* Description of the task
Can you copy out the data exactly? Leave the images out.

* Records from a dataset
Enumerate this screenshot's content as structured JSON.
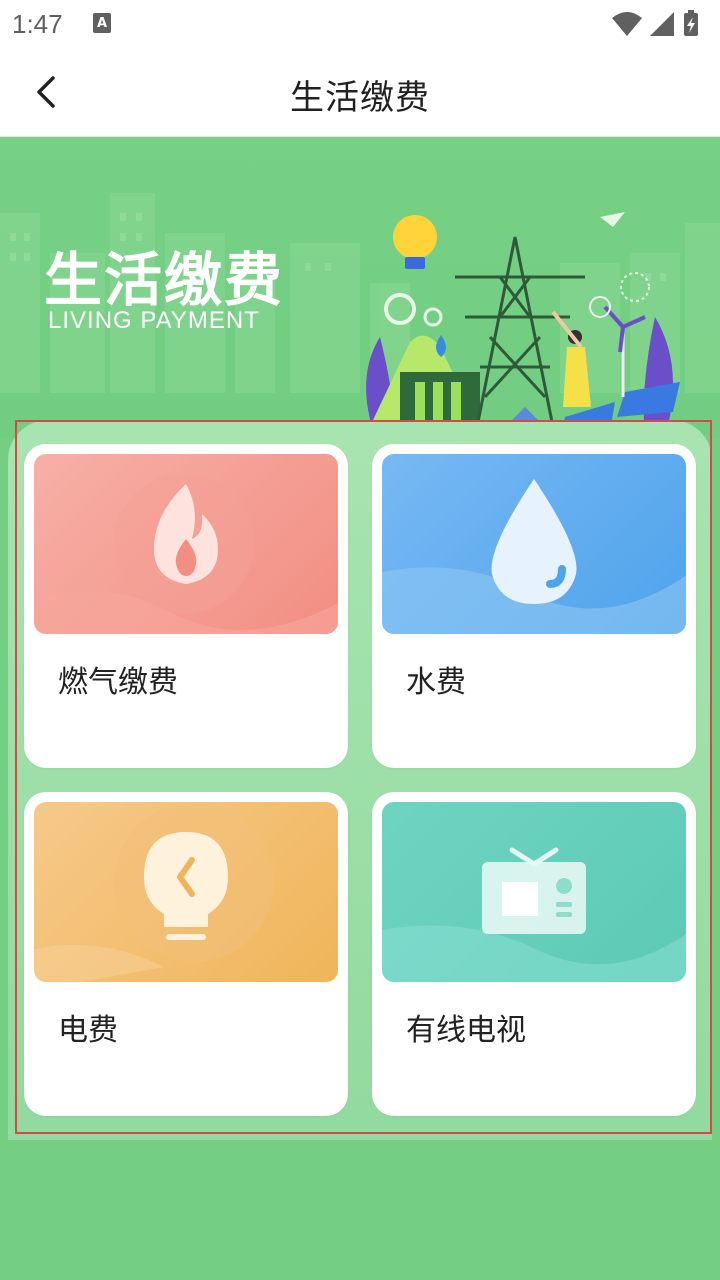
{
  "status_bar": {
    "time": "1:47",
    "icons": [
      "text-a-icon",
      "wifi-icon",
      "signal-icon",
      "battery-charging-icon"
    ]
  },
  "app_bar": {
    "title": "生活缴费",
    "back_icon": "chevron-left-icon"
  },
  "banner": {
    "title": "生活缴费",
    "subtitle": "LIVING PAYMENT"
  },
  "services": [
    {
      "label": "燃气缴费",
      "icon": "flame-icon",
      "color": "#f39a90"
    },
    {
      "label": "水费",
      "icon": "water-drop-icon",
      "color": "#5aacef"
    },
    {
      "label": "电费",
      "icon": "lightbulb-icon",
      "color": "#f2b95f"
    },
    {
      "label": "有线电视",
      "icon": "tv-icon",
      "color": "#62cdb9"
    }
  ],
  "colors": {
    "background": "#75cf82",
    "panel": "#a0e0a9",
    "highlight_border": "#d84848"
  }
}
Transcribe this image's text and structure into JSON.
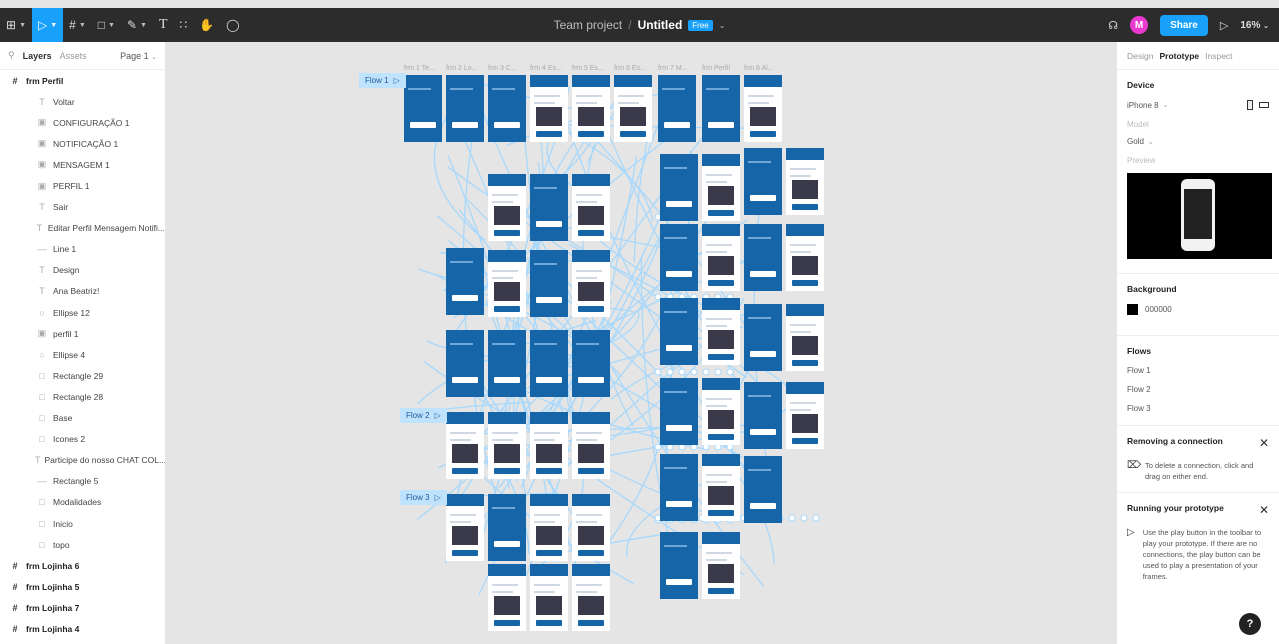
{
  "toolbar": {
    "team": "Team project",
    "separator": "/",
    "file_name": "Untitled",
    "plan_badge": "Free",
    "avatar_initial": "M",
    "share_label": "Share",
    "zoom": "16%"
  },
  "left_panel": {
    "tab_layers": "Layers",
    "tab_assets": "Assets",
    "page": "Page 1",
    "layers": [
      {
        "label": "frm Perfil",
        "kind": "frame",
        "depth": 0
      },
      {
        "label": "Voltar",
        "kind": "text",
        "depth": 1
      },
      {
        "label": "CONFIGURAÇÃO 1",
        "kind": "image",
        "depth": 1
      },
      {
        "label": "NOTIFICAÇÃO 1",
        "kind": "image",
        "depth": 1
      },
      {
        "label": "MENSAGEM 1",
        "kind": "image",
        "depth": 1
      },
      {
        "label": "PERFIL 1",
        "kind": "image",
        "depth": 1
      },
      {
        "label": "Sair",
        "kind": "text",
        "depth": 1
      },
      {
        "label": "Editar Perfil Mensagem Notifi...",
        "kind": "text",
        "depth": 1
      },
      {
        "label": "Line 1",
        "kind": "line",
        "depth": 1
      },
      {
        "label": "Design",
        "kind": "text",
        "depth": 1
      },
      {
        "label": "Ana Beatriz!",
        "kind": "text",
        "depth": 1
      },
      {
        "label": "Ellipse 12",
        "kind": "ellipse",
        "depth": 1
      },
      {
        "label": "perfil 1",
        "kind": "image",
        "depth": 1
      },
      {
        "label": "Ellipse 4",
        "kind": "ellipse",
        "depth": 1
      },
      {
        "label": "Rectangle 29",
        "kind": "rect",
        "depth": 1
      },
      {
        "label": "Rectangle 28",
        "kind": "rect",
        "depth": 1
      },
      {
        "label": "Base",
        "kind": "rect",
        "depth": 1
      },
      {
        "label": "Icones 2",
        "kind": "rect",
        "depth": 1
      },
      {
        "label": "Participe do nosso CHAT COL...",
        "kind": "text",
        "depth": 1
      },
      {
        "label": "Rectangle 5",
        "kind": "line",
        "depth": 1
      },
      {
        "label": "Modalidades",
        "kind": "rect",
        "depth": 1
      },
      {
        "label": "Inicio",
        "kind": "rect",
        "depth": 1
      },
      {
        "label": "topo",
        "kind": "rect",
        "depth": 1
      },
      {
        "label": "frm Lojinha 6",
        "kind": "frame",
        "depth": 0
      },
      {
        "label": "frm Lojinha 5",
        "kind": "frame",
        "depth": 0
      },
      {
        "label": "frm Lojinha 7",
        "kind": "frame",
        "depth": 0
      },
      {
        "label": "frm Lojinha 4",
        "kind": "frame",
        "depth": 0
      }
    ]
  },
  "canvas": {
    "flows": [
      "Flow 1",
      "Flow 2",
      "Flow 3"
    ],
    "frame_labels_top": [
      "frm 1 Te...",
      "frm 2 Lo...",
      "frm 3 C...",
      "frm 4 Es...",
      "frm 5 Es...",
      "frm 6 Es...",
      "frm 7 M...",
      "frm Perfil",
      "frm 8 Al..."
    ]
  },
  "right_panel": {
    "tabs": [
      "Design",
      "Prototype",
      "Inspect"
    ],
    "active_tab": "Prototype",
    "device_title": "Device",
    "device": "iPhone 8",
    "model_label": "Model",
    "model": "Gold",
    "preview_label": "Preview",
    "background_title": "Background",
    "background_hex": "000000",
    "flows_title": "Flows",
    "flows": [
      "Flow 1",
      "Flow 2",
      "Flow 3"
    ],
    "tip1_title": "Removing a connection",
    "tip1_text": "To delete a connection, click and drag on either end.",
    "tip2_title": "Running your prototype",
    "tip2_text": "Use the play button in the toolbar to play your prototype. If there are no connections, the play button can be used to play a presentation of your frames."
  },
  "colors": {
    "accent": "#18a0fb",
    "toolbar_bg": "#2c2c2c",
    "frame_blue": "#1565a8",
    "connection": "#a8d8fb"
  },
  "help_label": "?"
}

* Result for this task
Enumerate this screenshot's content as structured JSON.
{
  "status_bar": {
    "time": "1:47",
    "icons": [
      "text-a-icon",
      "wifi-icon",
      "signal-icon",
      "battery-charging-icon"
    ]
  },
  "app_bar": {
    "title": "生活缴费",
    "back_icon": "chevron-left-icon"
  },
  "banner": {
    "title": "生活缴费",
    "subtitle": "LIVING PAYMENT"
  },
  "services": [
    {
      "label": "燃气缴费",
      "icon": "flame-icon",
      "color": "#f39a90"
    },
    {
      "label": "水费",
      "icon": "water-drop-icon",
      "color": "#5aacef"
    },
    {
      "label": "电费",
      "icon": "lightbulb-icon",
      "color": "#f2b95f"
    },
    {
      "label": "有线电视",
      "icon": "tv-icon",
      "color": "#62cdb9"
    }
  ],
  "colors": {
    "background": "#75cf82",
    "panel": "#a0e0a9",
    "highlight_border": "#d84848"
  }
}
Transcribe this image's text and structure into JSON.
{
  "toolbar": {
    "team": "Team project",
    "separator": "/",
    "file_name": "Untitled",
    "plan_badge": "Free",
    "avatar_initial": "M",
    "share_label": "Share",
    "zoom": "16%"
  },
  "left_panel": {
    "tab_layers": "Layers",
    "tab_assets": "Assets",
    "page": "Page 1",
    "layers": [
      {
        "label": "frm Perfil",
        "kind": "frame",
        "depth": 0
      },
      {
        "label": "Voltar",
        "kind": "text",
        "depth": 1
      },
      {
        "label": "CONFIGURAÇÃO 1",
        "kind": "image",
        "depth": 1
      },
      {
        "label": "NOTIFICAÇÃO 1",
        "kind": "image",
        "depth": 1
      },
      {
        "label": "MENSAGEM 1",
        "kind": "image",
        "depth": 1
      },
      {
        "label": "PERFIL 1",
        "kind": "image",
        "depth": 1
      },
      {
        "label": "Sair",
        "kind": "text",
        "depth": 1
      },
      {
        "label": "Editar Perfil Mensagem Notifi...",
        "kind": "text",
        "depth": 1
      },
      {
        "label": "Line 1",
        "kind": "line",
        "depth": 1
      },
      {
        "label": "Design",
        "kind": "text",
        "depth": 1
      },
      {
        "label": "Ana Beatriz!",
        "kind": "text",
        "depth": 1
      },
      {
        "label": "Ellipse 12",
        "kind": "ellipse",
        "depth": 1
      },
      {
        "label": "perfil 1",
        "kind": "image",
        "depth": 1
      },
      {
        "label": "Ellipse 4",
        "kind": "ellipse",
        "depth": 1
      },
      {
        "label": "Rectangle 29",
        "kind": "rect",
        "depth": 1
      },
      {
        "label": "Rectangle 28",
        "kind": "rect",
        "depth": 1
      },
      {
        "label": "Base",
        "kind": "rect",
        "depth": 1
      },
      {
        "label": "Icones 2",
        "kind": "rect",
        "depth": 1
      },
      {
        "label": "Participe do nosso CHAT COL...",
        "kind": "text",
        "depth": 1
      },
      {
        "label": "Rectangle 5",
        "kind": "line",
        "depth": 1
      },
      {
        "label": "Modalidades",
        "kind": "rect",
        "depth": 1
      },
      {
        "label": "Inicio",
        "kind": "rect",
        "depth": 1
      },
      {
        "label": "topo",
        "kind": "rect",
        "depth": 1
      },
      {
        "label": "frm Lojinha 6",
        "kind": "frame",
        "depth": 0
      },
      {
        "label": "frm Lojinha 5",
        "kind": "frame",
        "depth": 0
      },
      {
        "label": "frm Lojinha 7",
        "kind": "frame",
        "depth": 0
      },
      {
        "label": "frm Lojinha 4",
        "kind": "frame",
        "depth": 0
      }
    ]
  },
  "canvas": {
    "flows": [
      "Flow 1",
      "Flow 2",
      "Flow 3"
    ],
    "frame_labels_top": [
      "frm 1 Te...",
      "frm 2 Lo...",
      "frm 3 C...",
      "frm 4 Es...",
      "frm 5 Es...",
      "frm 6 Es...",
      "frm 7 M...",
      "frm Perfil",
      "frm 8 Al..."
    ]
  },
  "right_panel": {
    "tabs": [
      "Design",
      "Prototype",
      "Inspect"
    ],
    "active_tab": "Prototype",
    "device_title": "Device",
    "device": "iPhone 8",
    "model_label": "Model",
    "model": "Gold",
    "preview_label": "Preview",
    "background_title": "Background",
    "background_hex": "000000",
    "flows_title": "Flows",
    "flows": [
      "Flow 1",
      "Flow 2",
      "Flow 3"
    ],
    "tip1_title": "Removing a connection",
    "tip1_text": "To delete a connection, click and drag on either end.",
    "tip2_title": "Running your prototype",
    "tip2_text": "Use the play button in the toolbar to play your prototype. If there are no connections, the play button can be used to play a presentation of your frames."
  },
  "colors": {
    "accent": "#18a0fb",
    "toolbar_bg": "#2c2c2c",
    "frame_blue": "#1565a8",
    "connection": "#a8d8fb"
  },
  "help_label": "?"
}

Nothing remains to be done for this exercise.